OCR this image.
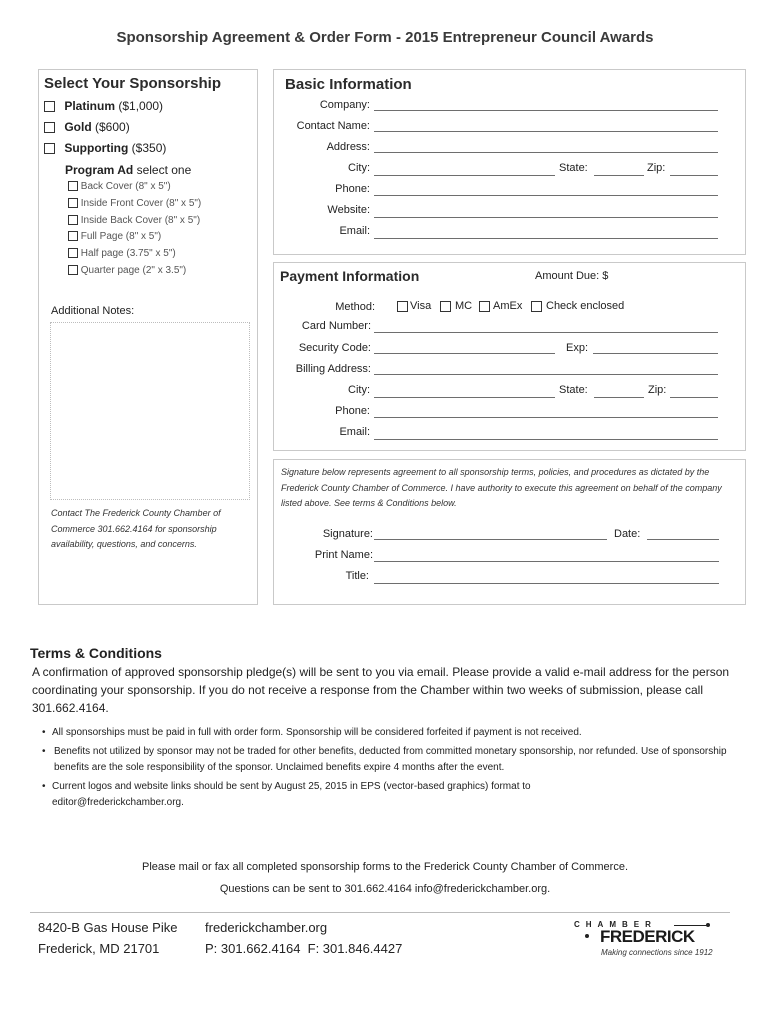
Sponsorship Agreement & Order Form - 2015 Entrepreneur Council Awards
Select Your Sponsorship
Platinum ($1,000)
Gold ($600)
Supporting ($350)
Program Ad select one
Back Cover (8" x 5")
Inside Front Cover (8" x 5")
Inside Back Cover (8" x 5")
Full Page (8" x 5")
Half page (3.75" x 5")
Quarter page (2" x 3.5")
Additional Notes:
Contact The Frederick County Chamber of Commerce 301.662.4164 for sponsorship availability, questions, and concerns.
Basic Information
Company:
Contact Name:
Address:
City:	State:	Zip:
Phone:
Website:
Email:
Payment Information	Amount Due: $
Method:	Visa	MC	AmEx	Check enclosed
Card Number:
Security Code:	Exp:
Billing Address:
City:	State:	Zip:
Phone:
Email:
Signature below represents agreement to all sponsorship terms, policies, and procedures as dictated by the Frederick County Chamber of Commerce. I have authority to execute this agreement on behalf of the company listed above. See terms & Conditions below.
Signature:	Date:
Print Name:
Title:
Terms & Conditions
A confirmation of approved sponsorship pledge(s) will be sent to you via email. Please provide a valid e-mail address for the person coordinating your sponsorship. If you do not receive a response from the Chamber within two weeks of submission, please call 301.662.4164.
• All sponsorships must be paid in full with order form. Sponsorship will be considered forfeited if payment is not received.
• Benefits not utilized by sponsor may not be traded for other benefits, deducted from committed monetary sponsorship, nor refunded. Use of sponsorship benefits are the sole responsibility of the sponsor. Unclaimed benefits expire 4 months after the event.
• Current logos and website links should be sent by August 25, 2015 in EPS (vector-based graphics) format to editor@frederickchamber.org.
Please mail or fax all completed sponsorship forms to the Frederick County Chamber of Commerce.
Questions can be sent to 301.662.4164 info@frederickchamber.org.
8420-B Gas House Pike
Frederick, MD 21701
frederickchamber.org
P: 301.662.4164  F: 301.846.4427
CHAMBER
FREDERICK
Making connections since 1912
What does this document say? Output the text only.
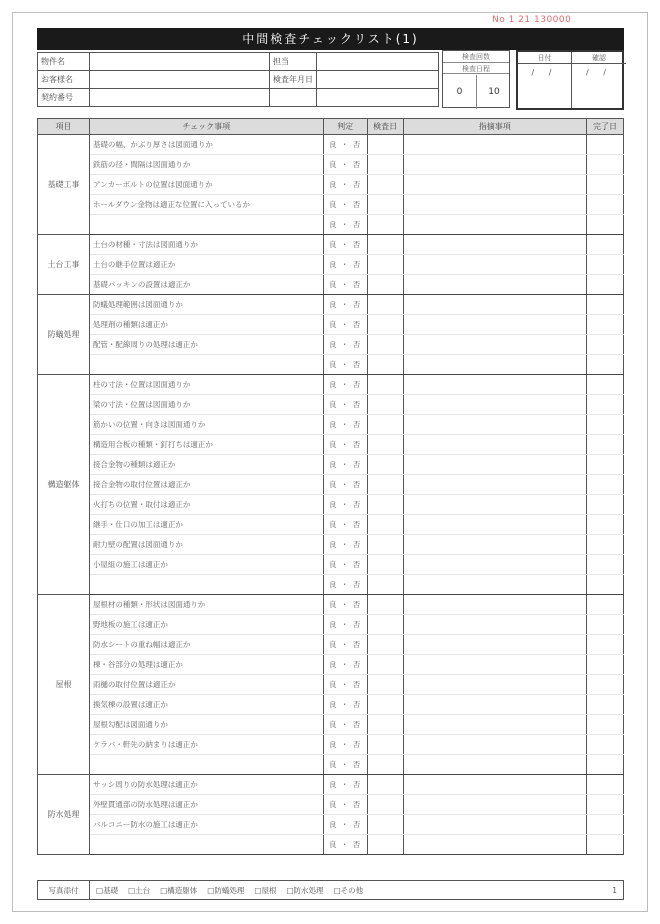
No 1 21 130000
中間検査チェックリスト(1)
物件名		担当	
お客様名		検査年月日	
契約番号			
検査回数
検査日程
0	10
日付
/ /
確認
/ /
項目	チェック事項	判定	検査日	指摘事項	完了日
基礎工事	基礎の幅、かぶり厚さは図面通りか	良 ・ 否			
	鉄筋の径・間隔は図面通りか	良 ・ 否			
	アンカーボルトの位置は図面通りか	良 ・ 否			
	ホールダウン金物は適正な位置に入っているか	良 ・ 否			
		良 ・ 否			
土台工事	土台の材種・寸法は図面通りか	良 ・ 否			
	土台の継手位置は適正か	良 ・ 否			
	基礎パッキンの設置は適正か	良 ・ 否			
防蟻処理	防蟻処理範囲は図面通りか	良 ・ 否			
	処理剤の種類は適正か	良 ・ 否			
	配管・配線周りの処理は適正か	良 ・ 否			
		良 ・ 否			
構造躯体	柱の寸法・位置は図面通りか	良 ・ 否			
	梁の寸法・位置は図面通りか	良 ・ 否			
	筋かいの位置・向きは図面通りか	良 ・ 否			
	構造用合板の種類・釘打ちは適正か	良 ・ 否			
	接合金物の種類は適正か	良 ・ 否			
	接合金物の取付位置は適正か	良 ・ 否			
	火打ちの位置・取付は適正か	良 ・ 否			
	継手・仕口の加工は適正か	良 ・ 否			
	耐力壁の配置は図面通りか	良 ・ 否			
	小屋組の施工は適正か	良 ・ 否			
		良 ・ 否			
屋根	屋根材の種類・形状は図面通りか	良 ・ 否			
	野地板の施工は適正か	良 ・ 否			
	防水シートの重ね幅は適正か	良 ・ 否			
	棟・谷部分の処理は適正か	良 ・ 否			
	雨樋の取付位置は適正か	良 ・ 否			
	換気棟の設置は適正か	良 ・ 否			
	屋根勾配は図面通りか	良 ・ 否			
	ケラバ・軒先の納まりは適正か	良 ・ 否			
		良 ・ 否			
防水処理	サッシ周りの防水処理は適正か	良 ・ 否			
	外壁貫通部の防水処理は適正か	良 ・ 否			
	バルコニー防水の施工は適正か	良 ・ 否			
		良 ・ 否			
写真添付	□基礎 □土台 □構造躯体 □防蟻処理 □屋根 □防水処理 □その他	1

┄┄┄┄┄┄┄┄┄┄

▶ [PROBLEM]
Nothing but the lines from the one holding "What does this" to the end of the entries above should be echoed, exactly and with both ends included; omit the pictures.

▶ [THE OUTPUT]
What does this document say? Output the text only.
No 1 21 130000
中間検査チェックリスト(1)
物件名		担当	
お客様名		検査年月日	
契約番号			
検査回数
検査日程
0	10
日付
/ /
確認
/ /
項目	チェック事項	判定	検査日	指摘事項	完了日
基礎工事	基礎の幅、かぶり厚さは図面通りか	良 ・ 否			
	鉄筋の径・間隔は図面通りか	良 ・ 否			
	アンカーボルトの位置は図面通りか	良 ・ 否			
	ホールダウン金物は適正な位置に入っているか	良 ・ 否			
		良 ・ 否			
土台工事	土台の材種・寸法は図面通りか	良 ・ 否			
	土台の継手位置は適正か	良 ・ 否			
	基礎パッキンの設置は適正か	良 ・ 否			
防蟻処理	防蟻処理範囲は図面通りか	良 ・ 否			
	処理剤の種類は適正か	良 ・ 否			
	配管・配線周りの処理は適正か	良 ・ 否			
		良 ・ 否			
構造躯体	柱の寸法・位置は図面通りか	良 ・ 否			
	梁の寸法・位置は図面通りか	良 ・ 否			
	筋かいの位置・向きは図面通りか	良 ・ 否			
	構造用合板の種類・釘打ちは適正か	良 ・ 否			
	接合金物の種類は適正か	良 ・ 否			
	接合金物の取付位置は適正か	良 ・ 否			
	火打ちの位置・取付は適正か	良 ・ 否			
	継手・仕口の加工は適正か	良 ・ 否			
	耐力壁の配置は図面通りか	良 ・ 否			
	小屋組の施工は適正か	良 ・ 否			
		良 ・ 否			
屋根	屋根材の種類・形状は図面通りか	良 ・ 否			
	野地板の施工は適正か	良 ・ 否			
	防水シートの重ね幅は適正か	良 ・ 否			
	棟・谷部分の処理は適正か	良 ・ 否			
	雨樋の取付位置は適正か	良 ・ 否			
	換気棟の設置は適正か	良 ・ 否			
	屋根勾配は図面通りか	良 ・ 否			
	ケラバ・軒先の納まりは適正か	良 ・ 否			
		良 ・ 否			
防水処理	サッシ周りの防水処理は適正か	良 ・ 否			
	外壁貫通部の防水処理は適正か	良 ・ 否			
	バルコニー防水の施工は適正か	良 ・ 否			
		良 ・ 否			
写真添付	□基礎 □土台 □構造躯体 □防蟻処理 □屋根 □防水処理 □その他	1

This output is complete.